[begin Provided information]

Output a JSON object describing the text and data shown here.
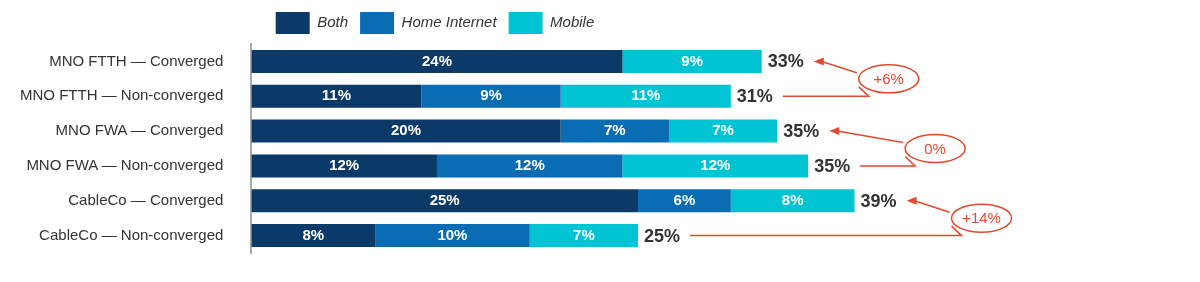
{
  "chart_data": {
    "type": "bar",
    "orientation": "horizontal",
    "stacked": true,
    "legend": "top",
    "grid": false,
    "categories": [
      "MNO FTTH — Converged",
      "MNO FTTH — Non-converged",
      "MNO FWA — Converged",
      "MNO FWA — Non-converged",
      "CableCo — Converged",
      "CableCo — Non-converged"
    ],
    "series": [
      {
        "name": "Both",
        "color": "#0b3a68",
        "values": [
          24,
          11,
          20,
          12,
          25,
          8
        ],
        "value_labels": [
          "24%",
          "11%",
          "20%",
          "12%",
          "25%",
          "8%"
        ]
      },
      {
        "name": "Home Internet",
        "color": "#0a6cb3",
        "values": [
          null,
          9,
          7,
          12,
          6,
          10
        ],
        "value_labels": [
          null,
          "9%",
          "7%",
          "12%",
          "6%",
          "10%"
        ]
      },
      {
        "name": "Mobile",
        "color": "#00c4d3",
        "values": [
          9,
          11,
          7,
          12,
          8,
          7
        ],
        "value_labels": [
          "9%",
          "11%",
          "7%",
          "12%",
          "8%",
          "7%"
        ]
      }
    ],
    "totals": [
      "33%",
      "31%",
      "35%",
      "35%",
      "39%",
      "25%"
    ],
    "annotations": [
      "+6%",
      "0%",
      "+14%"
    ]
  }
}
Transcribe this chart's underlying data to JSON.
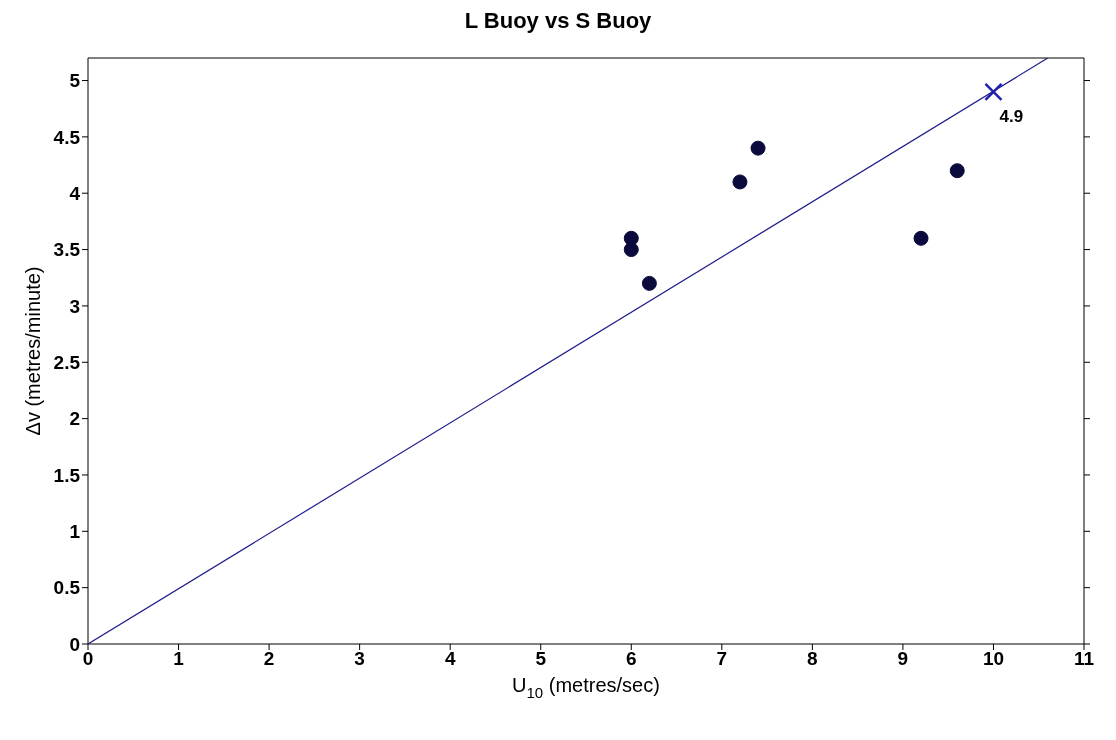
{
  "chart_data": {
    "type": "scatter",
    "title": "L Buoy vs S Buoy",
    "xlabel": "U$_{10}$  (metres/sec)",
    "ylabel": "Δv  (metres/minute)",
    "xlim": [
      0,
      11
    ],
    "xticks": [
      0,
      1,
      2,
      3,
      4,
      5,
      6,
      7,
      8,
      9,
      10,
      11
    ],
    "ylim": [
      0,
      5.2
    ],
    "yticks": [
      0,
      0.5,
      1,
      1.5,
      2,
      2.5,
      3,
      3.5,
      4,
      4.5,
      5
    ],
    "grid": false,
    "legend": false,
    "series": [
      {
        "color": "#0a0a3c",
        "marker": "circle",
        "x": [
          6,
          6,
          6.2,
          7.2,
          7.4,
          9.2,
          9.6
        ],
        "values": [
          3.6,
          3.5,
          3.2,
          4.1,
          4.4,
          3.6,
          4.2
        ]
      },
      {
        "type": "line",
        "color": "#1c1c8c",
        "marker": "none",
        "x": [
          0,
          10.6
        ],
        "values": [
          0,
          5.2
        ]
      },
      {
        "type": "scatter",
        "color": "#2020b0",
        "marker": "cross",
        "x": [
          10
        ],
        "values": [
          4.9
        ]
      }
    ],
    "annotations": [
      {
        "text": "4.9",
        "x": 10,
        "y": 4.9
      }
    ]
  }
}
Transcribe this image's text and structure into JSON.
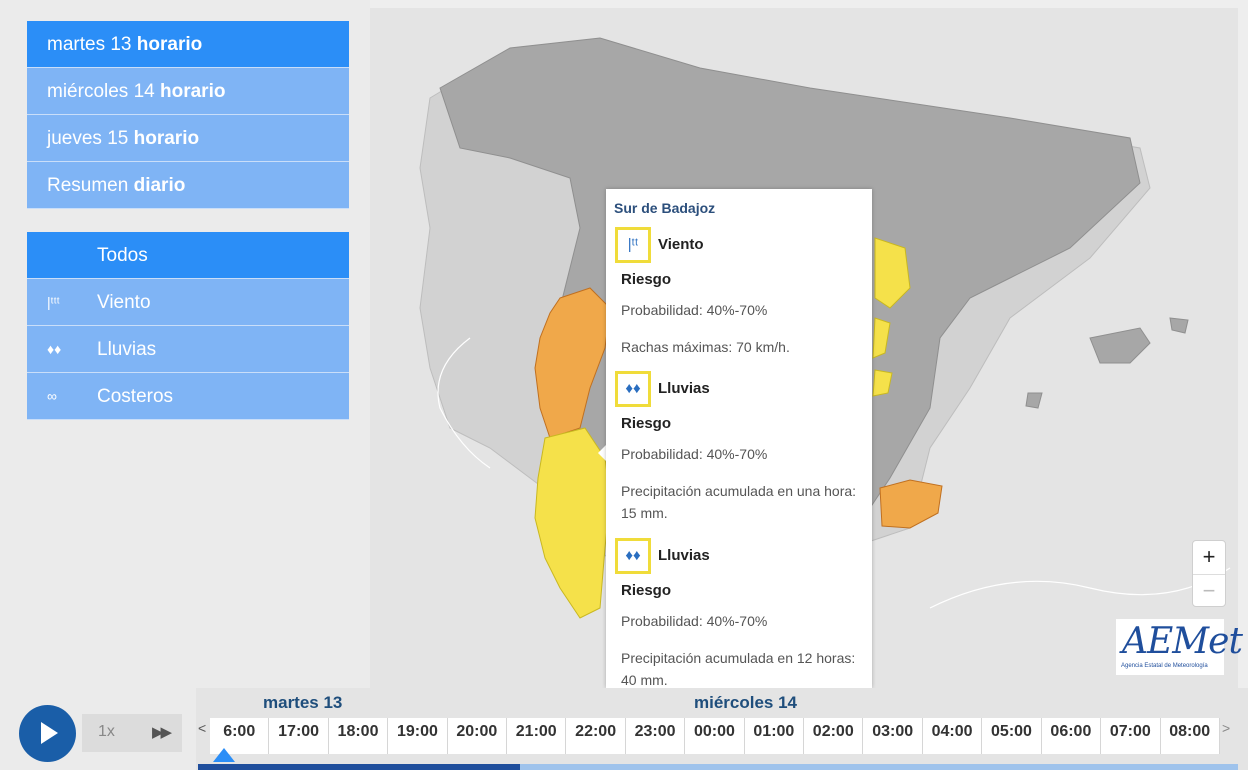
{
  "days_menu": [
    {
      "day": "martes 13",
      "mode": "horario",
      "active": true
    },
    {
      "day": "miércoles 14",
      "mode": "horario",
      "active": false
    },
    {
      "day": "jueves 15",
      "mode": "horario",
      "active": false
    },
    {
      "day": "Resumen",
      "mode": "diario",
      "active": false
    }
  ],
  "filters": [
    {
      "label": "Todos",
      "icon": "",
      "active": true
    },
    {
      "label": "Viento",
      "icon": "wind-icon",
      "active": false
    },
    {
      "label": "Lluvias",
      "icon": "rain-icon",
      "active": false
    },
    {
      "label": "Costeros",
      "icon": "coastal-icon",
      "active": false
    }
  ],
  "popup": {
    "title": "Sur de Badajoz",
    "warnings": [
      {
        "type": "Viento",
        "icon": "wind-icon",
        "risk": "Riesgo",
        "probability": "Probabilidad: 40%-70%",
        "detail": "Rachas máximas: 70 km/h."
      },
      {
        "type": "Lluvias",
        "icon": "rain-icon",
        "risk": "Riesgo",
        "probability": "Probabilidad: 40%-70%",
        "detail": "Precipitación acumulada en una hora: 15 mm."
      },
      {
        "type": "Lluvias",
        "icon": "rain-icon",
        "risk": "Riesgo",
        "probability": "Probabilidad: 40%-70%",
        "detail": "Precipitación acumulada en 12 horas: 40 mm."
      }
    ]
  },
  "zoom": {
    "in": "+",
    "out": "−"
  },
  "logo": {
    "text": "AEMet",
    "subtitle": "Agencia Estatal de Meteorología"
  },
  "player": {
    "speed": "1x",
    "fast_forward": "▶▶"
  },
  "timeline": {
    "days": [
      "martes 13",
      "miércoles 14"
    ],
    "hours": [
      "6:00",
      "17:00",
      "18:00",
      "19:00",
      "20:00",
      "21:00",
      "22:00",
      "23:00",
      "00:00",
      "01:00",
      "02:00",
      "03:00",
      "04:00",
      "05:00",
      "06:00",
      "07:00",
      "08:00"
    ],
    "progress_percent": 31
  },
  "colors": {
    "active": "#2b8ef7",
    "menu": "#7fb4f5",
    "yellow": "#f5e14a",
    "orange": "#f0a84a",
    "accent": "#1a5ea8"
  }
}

[end Provided information]

Requirements — The records above should be reproduced exactly, with no pictures included.

Problem solution —
Output a JSON object describing the text and data shown here.
{
  "chart_data": {
    "type": "bar",
    "orientation": "horizontal",
    "stacked": true,
    "legend": "top",
    "grid": false,
    "categories": [
      "MNO FTTH — Converged",
      "MNO FTTH — Non-converged",
      "MNO FWA — Converged",
      "MNO FWA — Non-converged",
      "CableCo — Converged",
      "CableCo — Non-converged"
    ],
    "series": [
      {
        "name": "Both",
        "color": "#0b3a68",
        "values": [
          24,
          11,
          20,
          12,
          25,
          8
        ],
        "value_labels": [
          "24%",
          "11%",
          "20%",
          "12%",
          "25%",
          "8%"
        ]
      },
      {
        "name": "Home Internet",
        "color": "#0a6cb3",
        "values": [
          null,
          9,
          7,
          12,
          6,
          10
        ],
        "value_labels": [
          null,
          "9%",
          "7%",
          "12%",
          "6%",
          "10%"
        ]
      },
      {
        "name": "Mobile",
        "color": "#00c4d3",
        "values": [
          9,
          11,
          7,
          12,
          8,
          7
        ],
        "value_labels": [
          "9%",
          "11%",
          "7%",
          "12%",
          "8%",
          "7%"
        ]
      }
    ],
    "totals": [
      "33%",
      "31%",
      "35%",
      "35%",
      "39%",
      "25%"
    ],
    "annotations": [
      "+6%",
      "0%",
      "+14%"
    ]
  }
}
Transcribe this chart's underlying data to JSON.
{
  "chart_data": {
    "type": "scatter",
    "title": "L Buoy vs S Buoy",
    "xlabel": "U$_{10}$  (metres/sec)",
    "ylabel": "Δv  (metres/minute)",
    "xlim": [
      0,
      11
    ],
    "xticks": [
      0,
      1,
      2,
      3,
      4,
      5,
      6,
      7,
      8,
      9,
      10,
      11
    ],
    "ylim": [
      0,
      5.2
    ],
    "yticks": [
      0,
      0.5,
      1,
      1.5,
      2,
      2.5,
      3,
      3.5,
      4,
      4.5,
      5
    ],
    "grid": false,
    "legend": false,
    "series": [
      {
        "color": "#0a0a3c",
        "marker": "circle",
        "x": [
          6,
          6,
          6.2,
          7.2,
          7.4,
          9.2,
          9.6
        ],
        "values": [
          3.6,
          3.5,
          3.2,
          4.1,
          4.4,
          3.6,
          4.2
        ]
      },
      {
        "type": "line",
        "color": "#1c1c8c",
        "marker": "none",
        "x": [
          0,
          10.6
        ],
        "values": [
          0,
          5.2
        ]
      },
      {
        "type": "scatter",
        "color": "#2020b0",
        "marker": "cross",
        "x": [
          10
        ],
        "values": [
          4.9
        ]
      }
    ],
    "annotations": [
      {
        "text": "4.9",
        "x": 10,
        "y": 4.9
      }
    ]
  }
}
Transcribe this image's text and structure into JSON.
{
  "days_menu": [
    {
      "day": "martes 13",
      "mode": "horario",
      "active": true
    },
    {
      "day": "miércoles 14",
      "mode": "horario",
      "active": false
    },
    {
      "day": "jueves 15",
      "mode": "horario",
      "active": false
    },
    {
      "day": "Resumen",
      "mode": "diario",
      "active": false
    }
  ],
  "filters": [
    {
      "label": "Todos",
      "icon": "",
      "active": true
    },
    {
      "label": "Viento",
      "icon": "wind-icon",
      "active": false
    },
    {
      "label": "Lluvias",
      "icon": "rain-icon",
      "active": false
    },
    {
      "label": "Costeros",
      "icon": "coastal-icon",
      "active": false
    }
  ],
  "popup": {
    "title": "Sur de Badajoz",
    "warnings": [
      {
        "type": "Viento",
        "icon": "wind-icon",
        "risk": "Riesgo",
        "probability": "Probabilidad: 40%-70%",
        "detail": "Rachas máximas: 70 km/h."
      },
      {
        "type": "Lluvias",
        "icon": "rain-icon",
        "risk": "Riesgo",
        "probability": "Probabilidad: 40%-70%",
        "detail": "Precipitación acumulada en una hora: 15 mm."
      },
      {
        "type": "Lluvias",
        "icon": "rain-icon",
        "risk": "Riesgo",
        "probability": "Probabilidad: 40%-70%",
        "detail": "Precipitación acumulada en 12 horas: 40 mm."
      }
    ]
  },
  "zoom": {
    "in": "+",
    "out": "−"
  },
  "logo": {
    "text": "AEMet",
    "subtitle": "Agencia Estatal de Meteorología"
  },
  "player": {
    "speed": "1x",
    "fast_forward": "▶▶"
  },
  "timeline": {
    "days": [
      "martes 13",
      "miércoles 14"
    ],
    "hours": [
      "6:00",
      "17:00",
      "18:00",
      "19:00",
      "20:00",
      "21:00",
      "22:00",
      "23:00",
      "00:00",
      "01:00",
      "02:00",
      "03:00",
      "04:00",
      "05:00",
      "06:00",
      "07:00",
      "08:00"
    ],
    "progress_percent": 31
  },
  "colors": {
    "active": "#2b8ef7",
    "menu": "#7fb4f5",
    "yellow": "#f5e14a",
    "orange": "#f0a84a",
    "accent": "#1a5ea8"
  }
}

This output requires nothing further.